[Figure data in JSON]
┏━━
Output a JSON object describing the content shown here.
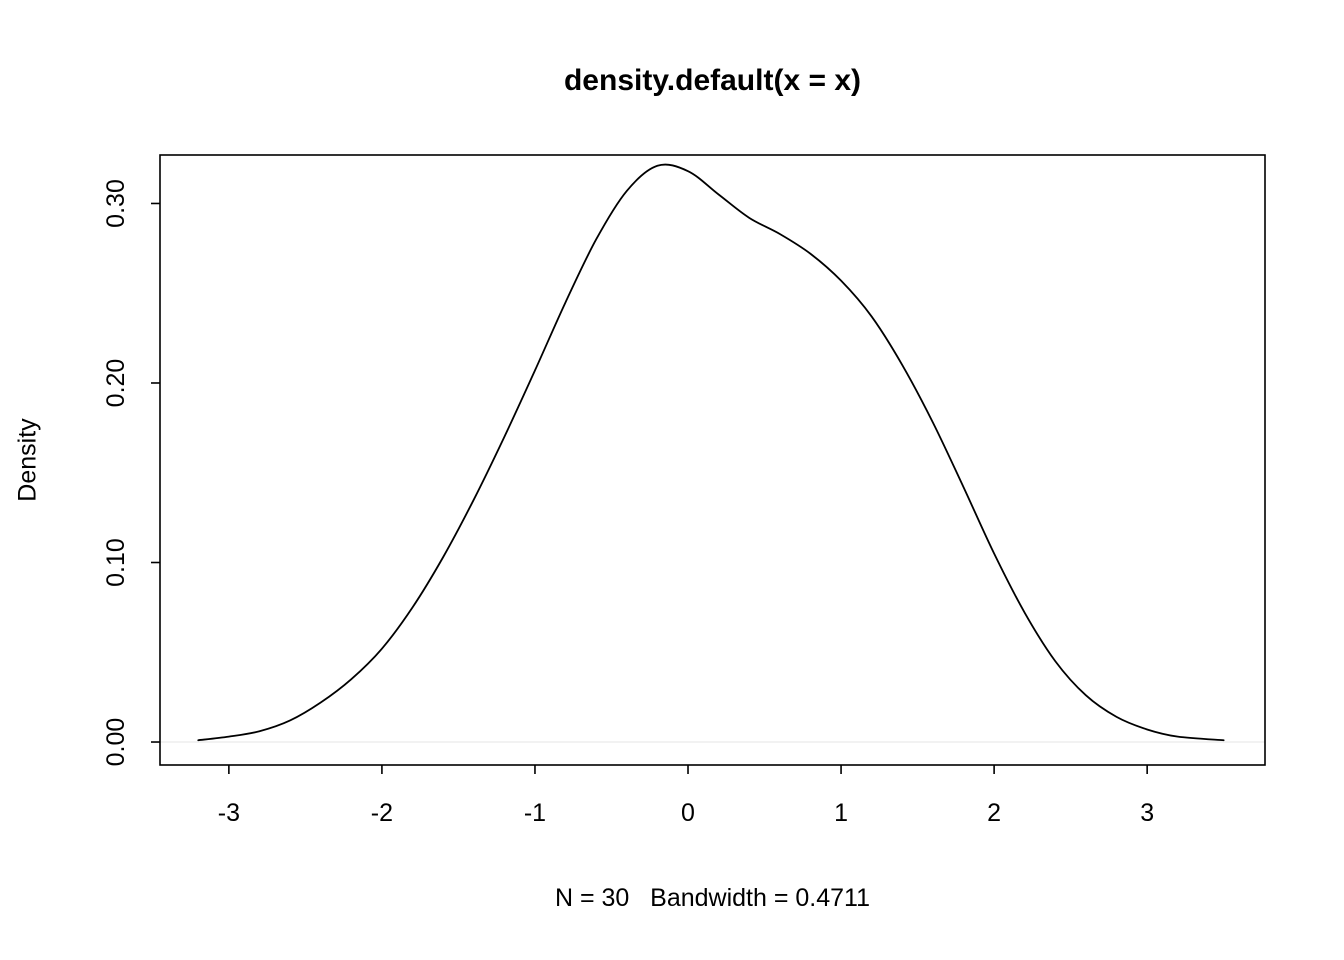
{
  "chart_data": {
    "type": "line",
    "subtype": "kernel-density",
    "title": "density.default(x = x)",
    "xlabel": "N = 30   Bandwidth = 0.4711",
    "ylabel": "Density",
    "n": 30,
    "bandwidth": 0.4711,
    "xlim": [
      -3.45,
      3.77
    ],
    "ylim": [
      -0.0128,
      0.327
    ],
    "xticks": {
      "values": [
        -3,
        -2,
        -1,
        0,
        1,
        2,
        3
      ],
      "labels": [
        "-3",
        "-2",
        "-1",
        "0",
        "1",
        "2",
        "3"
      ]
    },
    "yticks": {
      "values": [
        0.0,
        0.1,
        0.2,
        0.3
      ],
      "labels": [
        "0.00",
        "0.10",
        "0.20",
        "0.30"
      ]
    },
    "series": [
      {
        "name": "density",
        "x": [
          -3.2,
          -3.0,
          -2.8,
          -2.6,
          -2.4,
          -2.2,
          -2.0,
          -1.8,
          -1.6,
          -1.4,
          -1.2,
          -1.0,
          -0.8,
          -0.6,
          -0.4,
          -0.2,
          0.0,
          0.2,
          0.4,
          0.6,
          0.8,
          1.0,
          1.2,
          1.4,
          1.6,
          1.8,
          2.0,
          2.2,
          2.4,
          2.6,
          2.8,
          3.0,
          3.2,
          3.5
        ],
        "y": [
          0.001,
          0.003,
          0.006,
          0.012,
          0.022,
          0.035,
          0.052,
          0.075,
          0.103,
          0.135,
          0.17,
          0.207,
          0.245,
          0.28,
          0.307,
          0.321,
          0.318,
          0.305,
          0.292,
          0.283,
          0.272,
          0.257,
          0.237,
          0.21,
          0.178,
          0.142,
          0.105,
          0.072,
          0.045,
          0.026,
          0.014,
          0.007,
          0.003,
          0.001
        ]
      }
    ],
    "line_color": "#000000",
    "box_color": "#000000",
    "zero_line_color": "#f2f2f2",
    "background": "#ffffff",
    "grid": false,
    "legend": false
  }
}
┗━━
▶ _Goal_
Omit every image. Quote each record exactly.

▶ _Worked answer_
Output a JSON object describing the content shown here.
{
  "chart_data": {
    "type": "line",
    "subtype": "kernel-density",
    "title": "density.default(x = x)",
    "xlabel": "N = 30   Bandwidth = 0.4711",
    "ylabel": "Density",
    "n": 30,
    "bandwidth": 0.4711,
    "xlim": [
      -3.45,
      3.77
    ],
    "ylim": [
      -0.0128,
      0.327
    ],
    "xticks": {
      "values": [
        -3,
        -2,
        -1,
        0,
        1,
        2,
        3
      ],
      "labels": [
        "-3",
        "-2",
        "-1",
        "0",
        "1",
        "2",
        "3"
      ]
    },
    "yticks": {
      "values": [
        0.0,
        0.1,
        0.2,
        0.3
      ],
      "labels": [
        "0.00",
        "0.10",
        "0.20",
        "0.30"
      ]
    },
    "series": [
      {
        "name": "density",
        "x": [
          -3.2,
          -3.0,
          -2.8,
          -2.6,
          -2.4,
          -2.2,
          -2.0,
          -1.8,
          -1.6,
          -1.4,
          -1.2,
          -1.0,
          -0.8,
          -0.6,
          -0.4,
          -0.2,
          0.0,
          0.2,
          0.4,
          0.6,
          0.8,
          1.0,
          1.2,
          1.4,
          1.6,
          1.8,
          2.0,
          2.2,
          2.4,
          2.6,
          2.8,
          3.0,
          3.2,
          3.5
        ],
        "y": [
          0.001,
          0.003,
          0.006,
          0.012,
          0.022,
          0.035,
          0.052,
          0.075,
          0.103,
          0.135,
          0.17,
          0.207,
          0.245,
          0.28,
          0.307,
          0.321,
          0.318,
          0.305,
          0.292,
          0.283,
          0.272,
          0.257,
          0.237,
          0.21,
          0.178,
          0.142,
          0.105,
          0.072,
          0.045,
          0.026,
          0.014,
          0.007,
          0.003,
          0.001
        ]
      }
    ],
    "line_color": "#000000",
    "box_color": "#000000",
    "zero_line_color": "#f2f2f2",
    "background": "#ffffff",
    "grid": false,
    "legend": false
  }
}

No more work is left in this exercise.